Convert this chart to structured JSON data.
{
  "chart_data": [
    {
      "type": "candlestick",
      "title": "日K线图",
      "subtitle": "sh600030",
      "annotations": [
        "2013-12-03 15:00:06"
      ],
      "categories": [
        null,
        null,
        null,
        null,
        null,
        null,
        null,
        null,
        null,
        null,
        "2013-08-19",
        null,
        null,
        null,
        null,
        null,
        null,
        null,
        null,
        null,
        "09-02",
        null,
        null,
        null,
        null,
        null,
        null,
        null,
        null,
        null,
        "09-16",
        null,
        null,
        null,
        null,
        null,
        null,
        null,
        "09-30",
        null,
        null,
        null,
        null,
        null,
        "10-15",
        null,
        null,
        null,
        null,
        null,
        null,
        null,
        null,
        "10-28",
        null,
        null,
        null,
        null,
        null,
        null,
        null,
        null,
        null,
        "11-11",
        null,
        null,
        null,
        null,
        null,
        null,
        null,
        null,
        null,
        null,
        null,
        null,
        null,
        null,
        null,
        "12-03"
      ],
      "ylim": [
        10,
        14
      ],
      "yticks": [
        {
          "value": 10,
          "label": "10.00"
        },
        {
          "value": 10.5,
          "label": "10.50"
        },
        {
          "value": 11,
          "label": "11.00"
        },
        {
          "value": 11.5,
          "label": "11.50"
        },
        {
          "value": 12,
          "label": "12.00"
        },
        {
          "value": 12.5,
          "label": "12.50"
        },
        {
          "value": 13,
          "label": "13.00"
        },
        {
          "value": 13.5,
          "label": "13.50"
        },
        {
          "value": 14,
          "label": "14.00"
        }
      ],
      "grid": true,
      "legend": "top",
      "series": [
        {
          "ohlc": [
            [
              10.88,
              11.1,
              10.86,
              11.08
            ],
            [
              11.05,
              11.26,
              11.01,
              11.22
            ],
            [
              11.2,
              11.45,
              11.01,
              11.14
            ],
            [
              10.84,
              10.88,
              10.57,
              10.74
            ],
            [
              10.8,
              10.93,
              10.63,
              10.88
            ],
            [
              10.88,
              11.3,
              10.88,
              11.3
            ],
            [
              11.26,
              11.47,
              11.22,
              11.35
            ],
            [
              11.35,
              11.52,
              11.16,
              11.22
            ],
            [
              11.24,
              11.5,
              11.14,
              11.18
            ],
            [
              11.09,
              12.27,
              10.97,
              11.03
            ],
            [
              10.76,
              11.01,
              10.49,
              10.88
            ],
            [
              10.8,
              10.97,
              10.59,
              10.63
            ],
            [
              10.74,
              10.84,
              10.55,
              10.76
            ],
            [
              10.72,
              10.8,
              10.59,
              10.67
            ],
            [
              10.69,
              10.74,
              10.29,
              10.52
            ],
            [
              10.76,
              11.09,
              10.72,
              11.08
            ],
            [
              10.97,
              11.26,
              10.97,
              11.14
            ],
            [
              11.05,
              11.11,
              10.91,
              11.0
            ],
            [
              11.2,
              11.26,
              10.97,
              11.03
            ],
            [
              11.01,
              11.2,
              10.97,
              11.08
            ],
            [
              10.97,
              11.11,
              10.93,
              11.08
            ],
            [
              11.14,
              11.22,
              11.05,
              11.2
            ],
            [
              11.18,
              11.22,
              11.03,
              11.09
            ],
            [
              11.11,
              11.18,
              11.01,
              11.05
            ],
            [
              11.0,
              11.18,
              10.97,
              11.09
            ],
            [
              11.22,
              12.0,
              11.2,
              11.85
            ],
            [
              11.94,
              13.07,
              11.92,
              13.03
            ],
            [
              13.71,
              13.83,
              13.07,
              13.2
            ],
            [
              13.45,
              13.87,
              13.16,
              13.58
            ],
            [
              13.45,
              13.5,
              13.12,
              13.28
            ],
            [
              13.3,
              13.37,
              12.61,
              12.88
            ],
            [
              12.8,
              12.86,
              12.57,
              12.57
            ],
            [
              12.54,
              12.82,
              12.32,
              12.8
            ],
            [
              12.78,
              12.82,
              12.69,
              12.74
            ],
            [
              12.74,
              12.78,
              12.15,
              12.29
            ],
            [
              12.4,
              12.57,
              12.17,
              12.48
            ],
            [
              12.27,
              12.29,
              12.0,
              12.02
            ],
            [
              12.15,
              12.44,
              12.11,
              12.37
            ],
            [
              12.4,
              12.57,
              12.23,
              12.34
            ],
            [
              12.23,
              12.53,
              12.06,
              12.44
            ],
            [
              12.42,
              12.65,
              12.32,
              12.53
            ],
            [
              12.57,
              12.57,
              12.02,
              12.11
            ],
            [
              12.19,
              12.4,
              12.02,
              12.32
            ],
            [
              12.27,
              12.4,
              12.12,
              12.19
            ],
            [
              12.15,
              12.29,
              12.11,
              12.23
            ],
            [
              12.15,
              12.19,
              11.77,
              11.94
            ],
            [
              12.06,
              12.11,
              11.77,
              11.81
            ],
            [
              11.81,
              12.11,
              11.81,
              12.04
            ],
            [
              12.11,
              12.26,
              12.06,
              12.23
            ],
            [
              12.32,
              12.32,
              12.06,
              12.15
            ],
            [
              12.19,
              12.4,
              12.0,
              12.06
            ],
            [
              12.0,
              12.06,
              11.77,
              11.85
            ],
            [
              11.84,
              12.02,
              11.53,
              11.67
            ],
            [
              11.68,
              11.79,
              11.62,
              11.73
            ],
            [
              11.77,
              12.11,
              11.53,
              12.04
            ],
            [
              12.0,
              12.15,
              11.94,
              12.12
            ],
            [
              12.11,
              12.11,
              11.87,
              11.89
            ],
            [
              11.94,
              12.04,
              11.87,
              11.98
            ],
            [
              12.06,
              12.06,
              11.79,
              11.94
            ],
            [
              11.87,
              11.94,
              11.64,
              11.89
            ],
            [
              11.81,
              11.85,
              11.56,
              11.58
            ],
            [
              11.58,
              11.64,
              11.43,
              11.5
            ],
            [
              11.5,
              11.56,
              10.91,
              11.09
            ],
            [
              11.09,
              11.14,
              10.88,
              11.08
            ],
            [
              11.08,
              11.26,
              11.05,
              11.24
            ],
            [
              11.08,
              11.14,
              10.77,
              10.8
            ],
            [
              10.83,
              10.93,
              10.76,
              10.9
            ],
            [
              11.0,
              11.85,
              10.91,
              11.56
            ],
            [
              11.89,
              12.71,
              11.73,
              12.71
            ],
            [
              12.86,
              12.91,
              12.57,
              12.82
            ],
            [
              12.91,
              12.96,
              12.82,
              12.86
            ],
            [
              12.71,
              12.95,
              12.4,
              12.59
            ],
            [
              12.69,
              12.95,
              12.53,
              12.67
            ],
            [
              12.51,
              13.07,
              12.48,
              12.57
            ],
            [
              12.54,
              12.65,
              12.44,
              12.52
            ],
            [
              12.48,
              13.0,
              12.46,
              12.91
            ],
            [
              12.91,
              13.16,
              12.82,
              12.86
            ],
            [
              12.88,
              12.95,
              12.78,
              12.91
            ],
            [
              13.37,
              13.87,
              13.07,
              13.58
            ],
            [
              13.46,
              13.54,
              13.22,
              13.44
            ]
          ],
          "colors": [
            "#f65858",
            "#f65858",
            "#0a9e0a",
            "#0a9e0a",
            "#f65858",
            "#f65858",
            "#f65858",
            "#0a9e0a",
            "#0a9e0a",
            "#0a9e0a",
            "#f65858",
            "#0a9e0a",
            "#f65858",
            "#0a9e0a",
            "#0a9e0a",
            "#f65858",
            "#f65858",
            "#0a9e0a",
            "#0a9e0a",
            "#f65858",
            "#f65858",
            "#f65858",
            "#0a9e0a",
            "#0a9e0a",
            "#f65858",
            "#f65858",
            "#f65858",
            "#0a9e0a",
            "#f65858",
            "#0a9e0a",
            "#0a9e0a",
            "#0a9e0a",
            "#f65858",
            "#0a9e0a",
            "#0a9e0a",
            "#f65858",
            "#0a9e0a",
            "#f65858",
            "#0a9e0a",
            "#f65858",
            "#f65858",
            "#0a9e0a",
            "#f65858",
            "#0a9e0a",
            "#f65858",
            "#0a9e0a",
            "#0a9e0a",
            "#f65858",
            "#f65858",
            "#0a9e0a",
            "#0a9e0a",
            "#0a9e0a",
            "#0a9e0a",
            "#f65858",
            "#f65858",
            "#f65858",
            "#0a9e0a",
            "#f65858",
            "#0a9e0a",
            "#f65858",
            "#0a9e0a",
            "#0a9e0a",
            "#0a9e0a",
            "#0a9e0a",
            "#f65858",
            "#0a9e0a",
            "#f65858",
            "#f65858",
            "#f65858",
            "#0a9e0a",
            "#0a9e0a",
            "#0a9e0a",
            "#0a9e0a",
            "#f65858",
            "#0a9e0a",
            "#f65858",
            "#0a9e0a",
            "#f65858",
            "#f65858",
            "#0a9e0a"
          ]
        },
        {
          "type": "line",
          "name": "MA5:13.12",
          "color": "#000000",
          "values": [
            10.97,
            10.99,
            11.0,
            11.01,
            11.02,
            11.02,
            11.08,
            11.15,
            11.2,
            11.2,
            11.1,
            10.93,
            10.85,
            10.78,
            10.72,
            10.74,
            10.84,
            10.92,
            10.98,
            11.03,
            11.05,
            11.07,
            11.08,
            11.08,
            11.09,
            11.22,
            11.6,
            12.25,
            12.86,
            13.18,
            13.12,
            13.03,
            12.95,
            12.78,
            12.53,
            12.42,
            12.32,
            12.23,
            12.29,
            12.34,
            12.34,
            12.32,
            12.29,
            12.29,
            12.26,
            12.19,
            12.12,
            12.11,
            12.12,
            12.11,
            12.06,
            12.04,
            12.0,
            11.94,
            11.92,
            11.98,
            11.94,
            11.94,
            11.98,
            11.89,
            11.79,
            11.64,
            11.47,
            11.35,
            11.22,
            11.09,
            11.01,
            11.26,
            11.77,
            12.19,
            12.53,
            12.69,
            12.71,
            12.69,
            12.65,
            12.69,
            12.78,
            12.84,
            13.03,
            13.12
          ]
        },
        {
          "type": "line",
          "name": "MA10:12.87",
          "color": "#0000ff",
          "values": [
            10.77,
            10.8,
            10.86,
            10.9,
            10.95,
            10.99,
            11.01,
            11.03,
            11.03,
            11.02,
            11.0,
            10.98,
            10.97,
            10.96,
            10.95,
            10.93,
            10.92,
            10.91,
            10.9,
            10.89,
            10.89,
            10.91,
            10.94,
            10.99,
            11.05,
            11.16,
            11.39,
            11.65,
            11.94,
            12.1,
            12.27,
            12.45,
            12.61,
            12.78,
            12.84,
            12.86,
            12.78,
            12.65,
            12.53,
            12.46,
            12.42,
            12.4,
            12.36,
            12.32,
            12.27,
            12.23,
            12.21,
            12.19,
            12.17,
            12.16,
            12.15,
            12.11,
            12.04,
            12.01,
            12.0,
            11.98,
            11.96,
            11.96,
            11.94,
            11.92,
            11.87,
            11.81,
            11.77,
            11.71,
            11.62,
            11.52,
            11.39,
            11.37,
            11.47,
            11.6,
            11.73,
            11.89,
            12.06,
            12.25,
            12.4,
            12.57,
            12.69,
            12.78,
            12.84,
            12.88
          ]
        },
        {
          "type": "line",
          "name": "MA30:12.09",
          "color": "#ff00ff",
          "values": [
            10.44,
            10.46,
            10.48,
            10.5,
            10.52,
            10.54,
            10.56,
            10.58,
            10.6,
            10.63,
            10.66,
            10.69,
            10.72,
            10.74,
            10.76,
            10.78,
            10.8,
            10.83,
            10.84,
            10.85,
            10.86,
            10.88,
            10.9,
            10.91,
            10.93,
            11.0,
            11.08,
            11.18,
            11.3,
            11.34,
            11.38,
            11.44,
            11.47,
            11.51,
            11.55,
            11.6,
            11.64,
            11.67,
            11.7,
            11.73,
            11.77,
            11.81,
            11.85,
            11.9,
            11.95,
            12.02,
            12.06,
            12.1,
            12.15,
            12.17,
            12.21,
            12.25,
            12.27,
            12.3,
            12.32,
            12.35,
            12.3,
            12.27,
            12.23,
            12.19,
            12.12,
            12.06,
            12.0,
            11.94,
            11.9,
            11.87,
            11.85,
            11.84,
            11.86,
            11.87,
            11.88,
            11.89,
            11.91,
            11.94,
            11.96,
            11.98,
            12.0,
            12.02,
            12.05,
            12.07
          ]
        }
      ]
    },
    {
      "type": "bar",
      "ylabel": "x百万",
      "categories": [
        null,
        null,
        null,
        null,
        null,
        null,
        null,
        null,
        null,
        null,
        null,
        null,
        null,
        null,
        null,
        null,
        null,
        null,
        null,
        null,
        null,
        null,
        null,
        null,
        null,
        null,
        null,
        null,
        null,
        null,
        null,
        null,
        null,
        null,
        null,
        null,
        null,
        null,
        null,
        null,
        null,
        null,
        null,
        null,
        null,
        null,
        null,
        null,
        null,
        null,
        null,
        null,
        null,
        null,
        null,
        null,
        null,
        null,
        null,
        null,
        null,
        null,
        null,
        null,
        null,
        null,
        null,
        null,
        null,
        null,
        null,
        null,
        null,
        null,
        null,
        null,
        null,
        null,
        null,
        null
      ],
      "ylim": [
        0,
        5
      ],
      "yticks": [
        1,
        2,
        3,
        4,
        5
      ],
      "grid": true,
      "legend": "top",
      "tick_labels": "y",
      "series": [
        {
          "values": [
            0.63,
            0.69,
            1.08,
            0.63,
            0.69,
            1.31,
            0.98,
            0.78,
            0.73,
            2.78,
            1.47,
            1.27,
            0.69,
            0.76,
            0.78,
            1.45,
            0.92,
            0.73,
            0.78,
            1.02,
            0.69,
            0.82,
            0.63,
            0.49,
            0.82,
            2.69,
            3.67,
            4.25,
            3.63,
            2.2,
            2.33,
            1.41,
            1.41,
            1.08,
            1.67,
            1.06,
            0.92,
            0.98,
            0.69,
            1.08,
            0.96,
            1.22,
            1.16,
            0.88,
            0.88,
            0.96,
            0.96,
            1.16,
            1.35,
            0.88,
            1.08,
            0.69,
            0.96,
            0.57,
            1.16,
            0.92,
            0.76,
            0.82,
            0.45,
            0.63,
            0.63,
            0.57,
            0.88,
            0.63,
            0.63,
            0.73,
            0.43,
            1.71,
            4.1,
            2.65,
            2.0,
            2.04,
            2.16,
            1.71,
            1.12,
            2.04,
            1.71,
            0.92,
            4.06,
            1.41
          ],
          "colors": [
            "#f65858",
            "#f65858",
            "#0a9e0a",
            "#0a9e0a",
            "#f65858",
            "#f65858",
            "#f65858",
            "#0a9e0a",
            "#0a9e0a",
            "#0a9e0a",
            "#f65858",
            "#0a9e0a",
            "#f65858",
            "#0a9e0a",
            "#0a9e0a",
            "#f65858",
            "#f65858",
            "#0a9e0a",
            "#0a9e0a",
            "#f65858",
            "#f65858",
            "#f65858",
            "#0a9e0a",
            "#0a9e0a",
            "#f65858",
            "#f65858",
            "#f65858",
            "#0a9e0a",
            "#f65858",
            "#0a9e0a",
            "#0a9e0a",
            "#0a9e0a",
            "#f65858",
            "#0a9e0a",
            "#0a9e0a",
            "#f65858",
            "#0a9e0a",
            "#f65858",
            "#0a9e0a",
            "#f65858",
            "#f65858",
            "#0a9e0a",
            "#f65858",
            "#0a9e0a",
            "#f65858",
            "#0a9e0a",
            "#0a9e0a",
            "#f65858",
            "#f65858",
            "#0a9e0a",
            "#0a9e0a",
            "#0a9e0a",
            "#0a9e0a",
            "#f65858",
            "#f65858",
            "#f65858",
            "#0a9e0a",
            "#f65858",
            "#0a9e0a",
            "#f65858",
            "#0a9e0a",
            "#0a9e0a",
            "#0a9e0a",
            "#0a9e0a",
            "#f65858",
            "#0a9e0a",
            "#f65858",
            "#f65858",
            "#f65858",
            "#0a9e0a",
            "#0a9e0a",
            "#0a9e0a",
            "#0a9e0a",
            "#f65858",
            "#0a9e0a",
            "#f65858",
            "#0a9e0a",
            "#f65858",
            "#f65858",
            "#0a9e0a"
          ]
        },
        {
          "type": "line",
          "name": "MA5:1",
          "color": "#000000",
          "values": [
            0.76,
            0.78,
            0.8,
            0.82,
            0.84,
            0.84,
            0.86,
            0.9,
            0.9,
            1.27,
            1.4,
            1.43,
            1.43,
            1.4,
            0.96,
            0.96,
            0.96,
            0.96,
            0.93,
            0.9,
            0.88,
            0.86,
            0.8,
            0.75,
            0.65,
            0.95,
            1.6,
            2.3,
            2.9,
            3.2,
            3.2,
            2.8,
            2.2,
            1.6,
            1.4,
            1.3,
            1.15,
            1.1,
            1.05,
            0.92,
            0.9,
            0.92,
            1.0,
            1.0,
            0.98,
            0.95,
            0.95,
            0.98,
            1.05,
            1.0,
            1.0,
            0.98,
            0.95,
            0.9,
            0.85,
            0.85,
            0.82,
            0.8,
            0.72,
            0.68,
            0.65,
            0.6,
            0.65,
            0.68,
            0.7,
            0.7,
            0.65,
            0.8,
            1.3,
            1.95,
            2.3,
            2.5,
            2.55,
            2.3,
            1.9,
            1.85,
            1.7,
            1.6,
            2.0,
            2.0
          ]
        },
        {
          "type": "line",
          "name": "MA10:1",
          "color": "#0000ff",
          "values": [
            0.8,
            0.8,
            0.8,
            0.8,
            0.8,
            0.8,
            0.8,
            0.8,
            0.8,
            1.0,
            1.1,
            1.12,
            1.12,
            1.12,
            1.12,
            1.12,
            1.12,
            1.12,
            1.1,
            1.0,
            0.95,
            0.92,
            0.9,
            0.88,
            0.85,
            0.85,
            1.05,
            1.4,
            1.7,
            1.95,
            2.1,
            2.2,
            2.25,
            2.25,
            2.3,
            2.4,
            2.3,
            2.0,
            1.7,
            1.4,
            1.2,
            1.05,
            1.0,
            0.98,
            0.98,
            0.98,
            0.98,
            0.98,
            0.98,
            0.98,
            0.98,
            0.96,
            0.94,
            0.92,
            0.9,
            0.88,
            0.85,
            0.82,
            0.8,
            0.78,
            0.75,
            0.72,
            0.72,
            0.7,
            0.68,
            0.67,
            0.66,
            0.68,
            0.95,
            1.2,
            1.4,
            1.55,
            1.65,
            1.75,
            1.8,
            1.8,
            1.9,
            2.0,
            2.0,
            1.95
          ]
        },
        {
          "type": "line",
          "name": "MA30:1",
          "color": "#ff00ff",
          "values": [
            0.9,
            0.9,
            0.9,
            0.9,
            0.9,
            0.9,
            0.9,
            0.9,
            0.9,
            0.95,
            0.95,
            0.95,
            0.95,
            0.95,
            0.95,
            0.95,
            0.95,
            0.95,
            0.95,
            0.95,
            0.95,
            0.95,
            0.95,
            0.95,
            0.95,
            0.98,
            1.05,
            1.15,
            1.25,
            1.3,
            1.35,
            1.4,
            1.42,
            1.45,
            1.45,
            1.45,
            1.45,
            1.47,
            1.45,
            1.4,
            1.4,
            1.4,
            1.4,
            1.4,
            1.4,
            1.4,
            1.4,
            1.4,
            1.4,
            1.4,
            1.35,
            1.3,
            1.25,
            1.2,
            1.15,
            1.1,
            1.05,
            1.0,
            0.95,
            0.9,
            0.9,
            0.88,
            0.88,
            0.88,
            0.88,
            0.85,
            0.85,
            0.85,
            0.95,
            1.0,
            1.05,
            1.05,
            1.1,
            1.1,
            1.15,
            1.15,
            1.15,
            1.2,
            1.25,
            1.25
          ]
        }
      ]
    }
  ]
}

GIVEN PROBLEM =
Where a line of the entries contains the word "name", copy that line.

ANSWER TO THE EXERCISE =
          "name": "MA5:13.12",
          "name": "MA10:12.87",
          "name": "MA30:12.09",
          "name": "MA5:1",
          "name": "MA10:1",
          "name": "MA30:1",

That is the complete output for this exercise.